• Material for this task:
====================
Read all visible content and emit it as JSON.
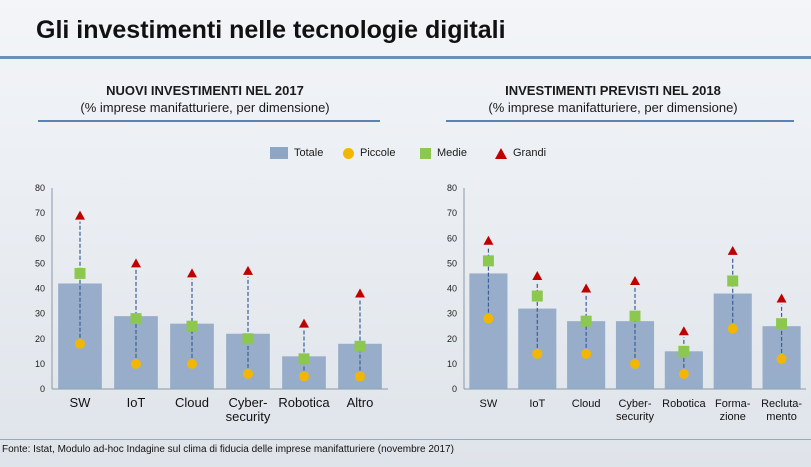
{
  "page": {
    "title": "Gli investimenti nelle tecnologie digitali",
    "footer": "Fonte: Istat, Modulo ad-hoc Indagine sul clima di fiducia delle imprese manifatturiere (novembre 2017)"
  },
  "legend": [
    "Totale",
    "Piccole",
    "Medie",
    "Grandi"
  ],
  "colors": {
    "totale": "#8ea6c4",
    "piccole": "#f2b705",
    "medie": "#8cc850",
    "grandi": "#c00000",
    "line": "#3b5f96"
  },
  "chart_data": [
    {
      "type": "bar",
      "title": "NUOVI INVESTIMENTI NEL 2017",
      "subtitle": "(% imprese manifatturiere, per dimensione)",
      "categories": [
        "SW",
        "IoT",
        "Cloud",
        "Cyber-\nsecurity",
        "Robotica",
        "Altro"
      ],
      "ylim": [
        0,
        80
      ],
      "yticks": [
        0,
        10,
        20,
        30,
        40,
        50,
        60,
        70,
        80
      ],
      "series": [
        {
          "name": "Totale",
          "values": [
            42,
            29,
            26,
            22,
            13,
            18
          ]
        },
        {
          "name": "Piccole",
          "values": [
            18,
            10,
            10,
            6,
            5,
            5
          ]
        },
        {
          "name": "Medie",
          "values": [
            46,
            28,
            25,
            20,
            12,
            17
          ]
        },
        {
          "name": "Grandi",
          "values": [
            69,
            50,
            46,
            47,
            26,
            38
          ]
        }
      ],
      "legend": "top",
      "grid": false
    },
    {
      "type": "bar",
      "title": "INVESTIMENTI PREVISTI NEL 2018",
      "subtitle": "(% imprese manifatturiere, per dimensione)",
      "categories": [
        "SW",
        "IoT",
        "Cloud",
        "Cyber-\nsecurity",
        "Robotica",
        "Formazione\n-zione",
        "Reclutamento\n-mento"
      ],
      "category_labels": [
        [
          "SW"
        ],
        [
          "IoT"
        ],
        [
          "Cloud"
        ],
        [
          "Cyber-",
          "security"
        ],
        [
          "Robotica"
        ],
        [
          "Forma-",
          "zione"
        ],
        [
          "Recluta-",
          "mento"
        ]
      ],
      "ylim": [
        0,
        80
      ],
      "yticks": [
        0,
        10,
        20,
        30,
        40,
        50,
        60,
        70,
        80
      ],
      "series": [
        {
          "name": "Totale",
          "values": [
            46,
            32,
            27,
            27,
            15,
            38,
            25
          ]
        },
        {
          "name": "Piccole",
          "values": [
            28,
            14,
            14,
            10,
            6,
            24,
            12
          ]
        },
        {
          "name": "Medie",
          "values": [
            51,
            37,
            27,
            29,
            15,
            43,
            26
          ]
        },
        {
          "name": "Grandi",
          "values": [
            59,
            45,
            40,
            43,
            23,
            55,
            36
          ]
        }
      ],
      "legend": "top",
      "grid": false
    }
  ]
}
====================
• Task requirements: Set down the material exactly, every line of it, except for the pictures.

• Solution for this problem:
Read all visible content and emit it as JSON.
{
  "page": {
    "title": "Gli investimenti nelle tecnologie digitali",
    "footer": "Fonte: Istat, Modulo ad-hoc Indagine sul clima di fiducia delle imprese manifatturiere (novembre 2017)"
  },
  "legend": [
    "Totale",
    "Piccole",
    "Medie",
    "Grandi"
  ],
  "colors": {
    "totale": "#8ea6c4",
    "piccole": "#f2b705",
    "medie": "#8cc850",
    "grandi": "#c00000",
    "line": "#3b5f96"
  },
  "chart_data": [
    {
      "type": "bar",
      "title": "NUOVI INVESTIMENTI NEL 2017",
      "subtitle": "(% imprese manifatturiere, per dimensione)",
      "categories": [
        "SW",
        "IoT",
        "Cloud",
        "Cyber-\nsecurity",
        "Robotica",
        "Altro"
      ],
      "ylim": [
        0,
        80
      ],
      "yticks": [
        0,
        10,
        20,
        30,
        40,
        50,
        60,
        70,
        80
      ],
      "series": [
        {
          "name": "Totale",
          "values": [
            42,
            29,
            26,
            22,
            13,
            18
          ]
        },
        {
          "name": "Piccole",
          "values": [
            18,
            10,
            10,
            6,
            5,
            5
          ]
        },
        {
          "name": "Medie",
          "values": [
            46,
            28,
            25,
            20,
            12,
            17
          ]
        },
        {
          "name": "Grandi",
          "values": [
            69,
            50,
            46,
            47,
            26,
            38
          ]
        }
      ],
      "legend": "top",
      "grid": false
    },
    {
      "type": "bar",
      "title": "INVESTIMENTI PREVISTI NEL 2018",
      "subtitle": "(% imprese manifatturiere, per dimensione)",
      "categories": [
        "SW",
        "IoT",
        "Cloud",
        "Cyber-\nsecurity",
        "Robotica",
        "Formazione\n-zione",
        "Reclutamento\n-mento"
      ],
      "category_labels": [
        [
          "SW"
        ],
        [
          "IoT"
        ],
        [
          "Cloud"
        ],
        [
          "Cyber-",
          "security"
        ],
        [
          "Robotica"
        ],
        [
          "Forma-",
          "zione"
        ],
        [
          "Recluta-",
          "mento"
        ]
      ],
      "ylim": [
        0,
        80
      ],
      "yticks": [
        0,
        10,
        20,
        30,
        40,
        50,
        60,
        70,
        80
      ],
      "series": [
        {
          "name": "Totale",
          "values": [
            46,
            32,
            27,
            27,
            15,
            38,
            25
          ]
        },
        {
          "name": "Piccole",
          "values": [
            28,
            14,
            14,
            10,
            6,
            24,
            12
          ]
        },
        {
          "name": "Medie",
          "values": [
            51,
            37,
            27,
            29,
            15,
            43,
            26
          ]
        },
        {
          "name": "Grandi",
          "values": [
            59,
            45,
            40,
            43,
            23,
            55,
            36
          ]
        }
      ],
      "legend": "top",
      "grid": false
    }
  ]
}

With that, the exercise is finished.